> _Work required_
Reproduce the records. Keep every word exact and include no images.

[Extracted data entries]
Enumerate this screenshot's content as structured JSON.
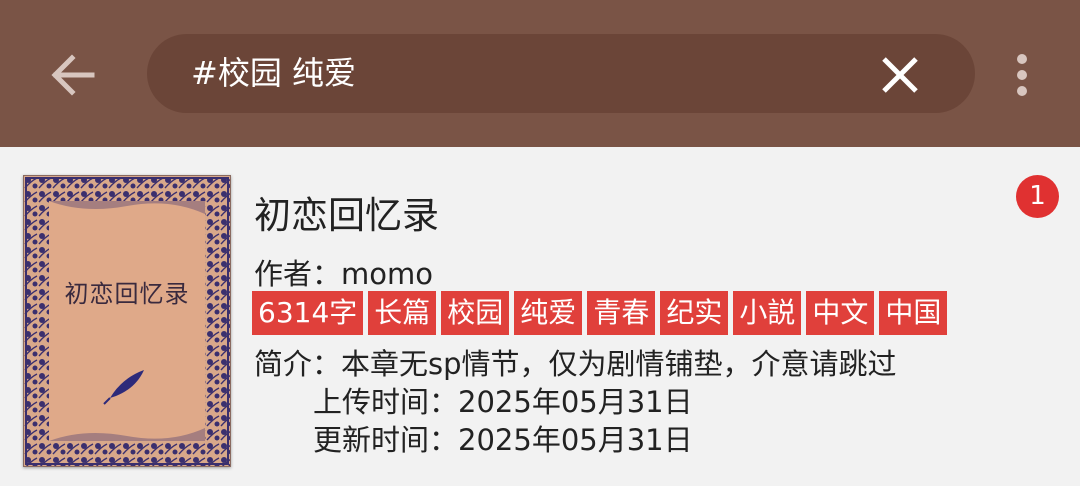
{
  "header": {
    "search_query": "#校园 纯爱",
    "back_icon": "arrow-left-icon",
    "clear_icon": "close-icon",
    "more_icon": "more-vertical-icon",
    "bar_color": "#7a5446",
    "search_bg": "#6b4538"
  },
  "book": {
    "title": "初恋回忆录",
    "cover_title": "初恋回忆录",
    "badge": "1",
    "author_label": "作者：",
    "author": "momo",
    "tags": [
      "6314字",
      "长篇",
      "校园",
      "纯爱",
      "青春",
      "纪实",
      "小説",
      "中文",
      "中国"
    ],
    "intro_label": "简介：",
    "intro": "本章无sp情节，仅为剧情铺垫，介意请跳过",
    "upload_label": "上传时间：",
    "upload_date": "2025年05月31日",
    "update_label": "更新时间：",
    "update_date": "2025年05月31日",
    "tag_color": "#e0403b",
    "badge_color": "#e03131"
  }
}
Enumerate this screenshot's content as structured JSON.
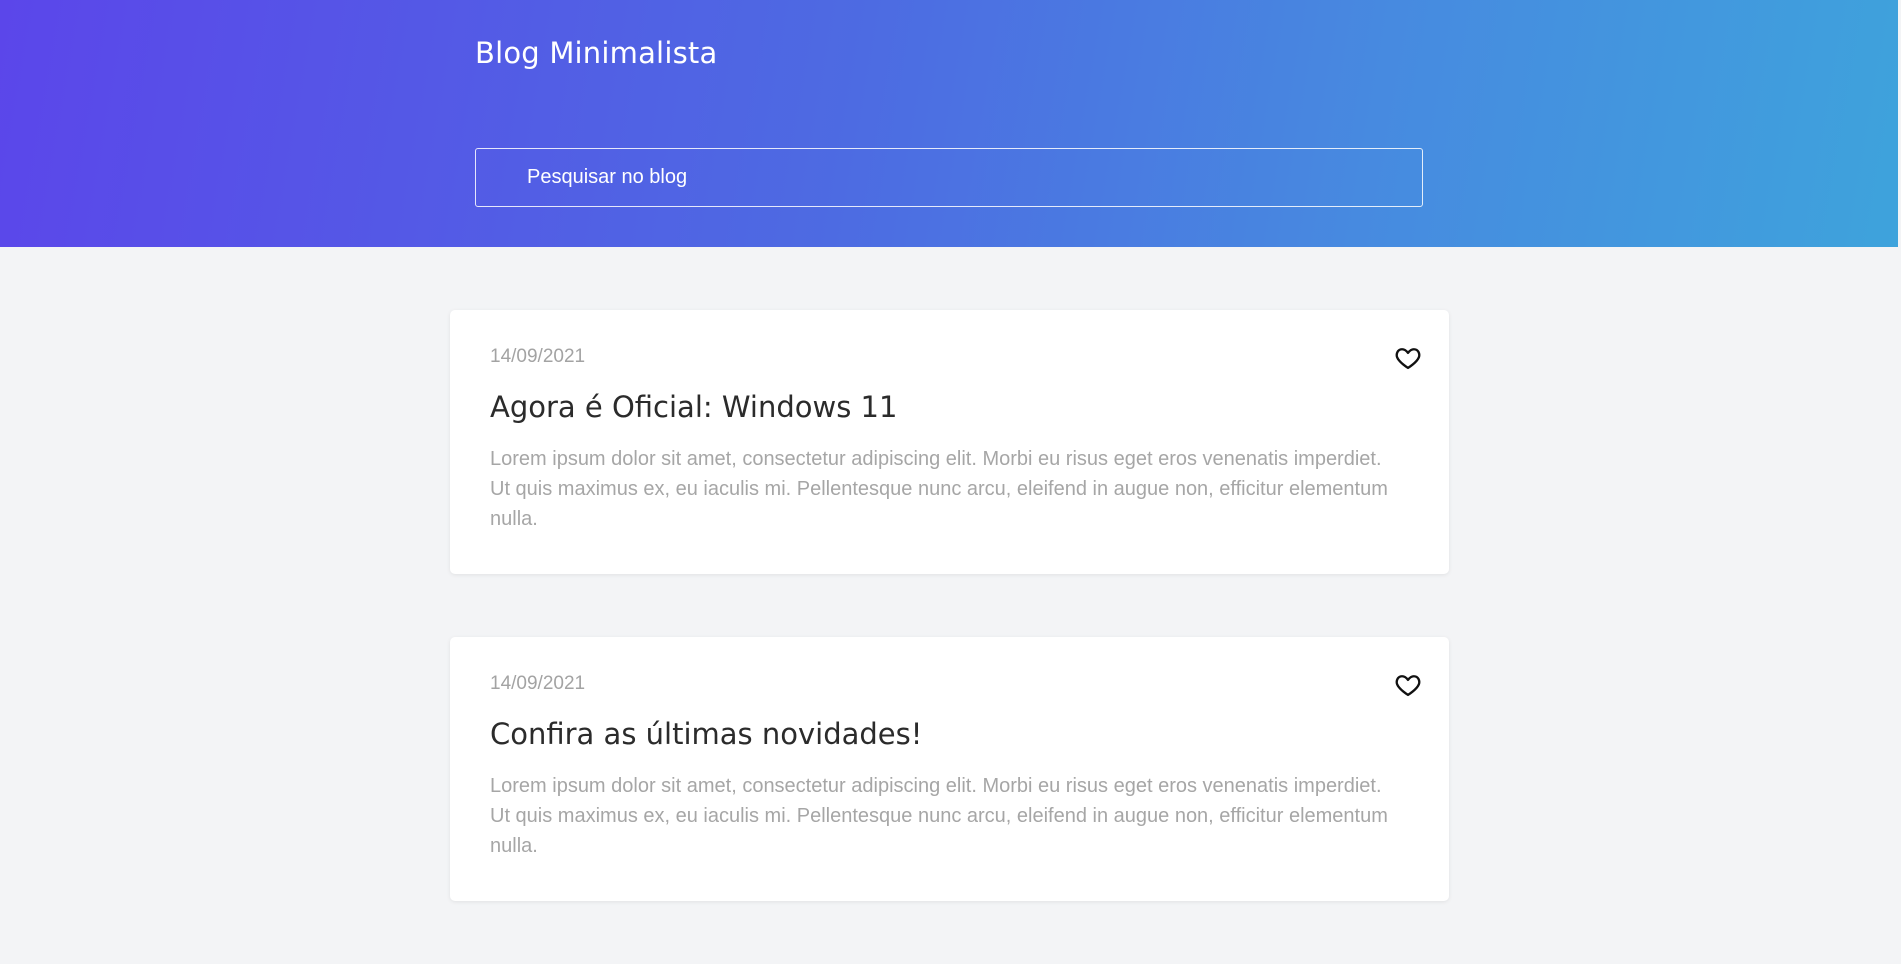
{
  "header": {
    "brand": "Blog Minimalista",
    "search_placeholder": "Pesquisar no blog",
    "gradient": [
      "#5b46ea",
      "#3ea3dc"
    ]
  },
  "posts": [
    {
      "date": "14/09/2021",
      "title": "Agora é Oficial: Windows 11",
      "excerpt": "Lorem ipsum dolor sit amet, consectetur adipiscing elit. Morbi eu risus eget eros venenatis imperdiet. Ut quis maximus ex, eu iaculis mi. Pellentesque nunc arcu, eleifend in augue non, efficitur elementum nulla.",
      "icon": "heart-outline-icon"
    },
    {
      "date": "14/09/2021",
      "title": "Confira as últimas novidades!",
      "excerpt": "Lorem ipsum dolor sit amet, consectetur adipiscing elit. Morbi eu risus eget eros venenatis imperdiet. Ut quis maximus ex, eu iaculis mi. Pellentesque nunc arcu, eleifend in augue non, efficitur elementum nulla.",
      "icon": "heart-outline-icon"
    }
  ]
}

> _Output for this exercise_
Enumerate this screenshot's content as structured JSON.
{
  "header": {
    "search_query": "#校园 纯爱",
    "back_icon": "arrow-left-icon",
    "clear_icon": "close-icon",
    "more_icon": "more-vertical-icon",
    "bar_color": "#7a5446",
    "search_bg": "#6b4538"
  },
  "book": {
    "title": "初恋回忆录",
    "cover_title": "初恋回忆录",
    "badge": "1",
    "author_label": "作者：",
    "author": "momo",
    "tags": [
      "6314字",
      "长篇",
      "校园",
      "纯爱",
      "青春",
      "纪实",
      "小説",
      "中文",
      "中国"
    ],
    "intro_label": "简介：",
    "intro": "本章无sp情节，仅为剧情铺垫，介意请跳过",
    "upload_label": "上传时间：",
    "upload_date": "2025年05月31日",
    "update_label": "更新时间：",
    "update_date": "2025年05月31日",
    "tag_color": "#e0403b",
    "badge_color": "#e03131"
  }
}
Enumerate this screenshot's content as structured JSON.
{
  "header": {
    "brand": "Blog Minimalista",
    "search_placeholder": "Pesquisar no blog",
    "gradient": [
      "#5b46ea",
      "#3ea3dc"
    ]
  },
  "posts": [
    {
      "date": "14/09/2021",
      "title": "Agora é Oficial: Windows 11",
      "excerpt": "Lorem ipsum dolor sit amet, consectetur adipiscing elit. Morbi eu risus eget eros venenatis imperdiet. Ut quis maximus ex, eu iaculis mi. Pellentesque nunc arcu, eleifend in augue non, efficitur elementum nulla.",
      "icon": "heart-outline-icon"
    },
    {
      "date": "14/09/2021",
      "title": "Confira as últimas novidades!",
      "excerpt": "Lorem ipsum dolor sit amet, consectetur adipiscing elit. Morbi eu risus eget eros venenatis imperdiet. Ut quis maximus ex, eu iaculis mi. Pellentesque nunc arcu, eleifend in augue non, efficitur elementum nulla.",
      "icon": "heart-outline-icon"
    }
  ]
}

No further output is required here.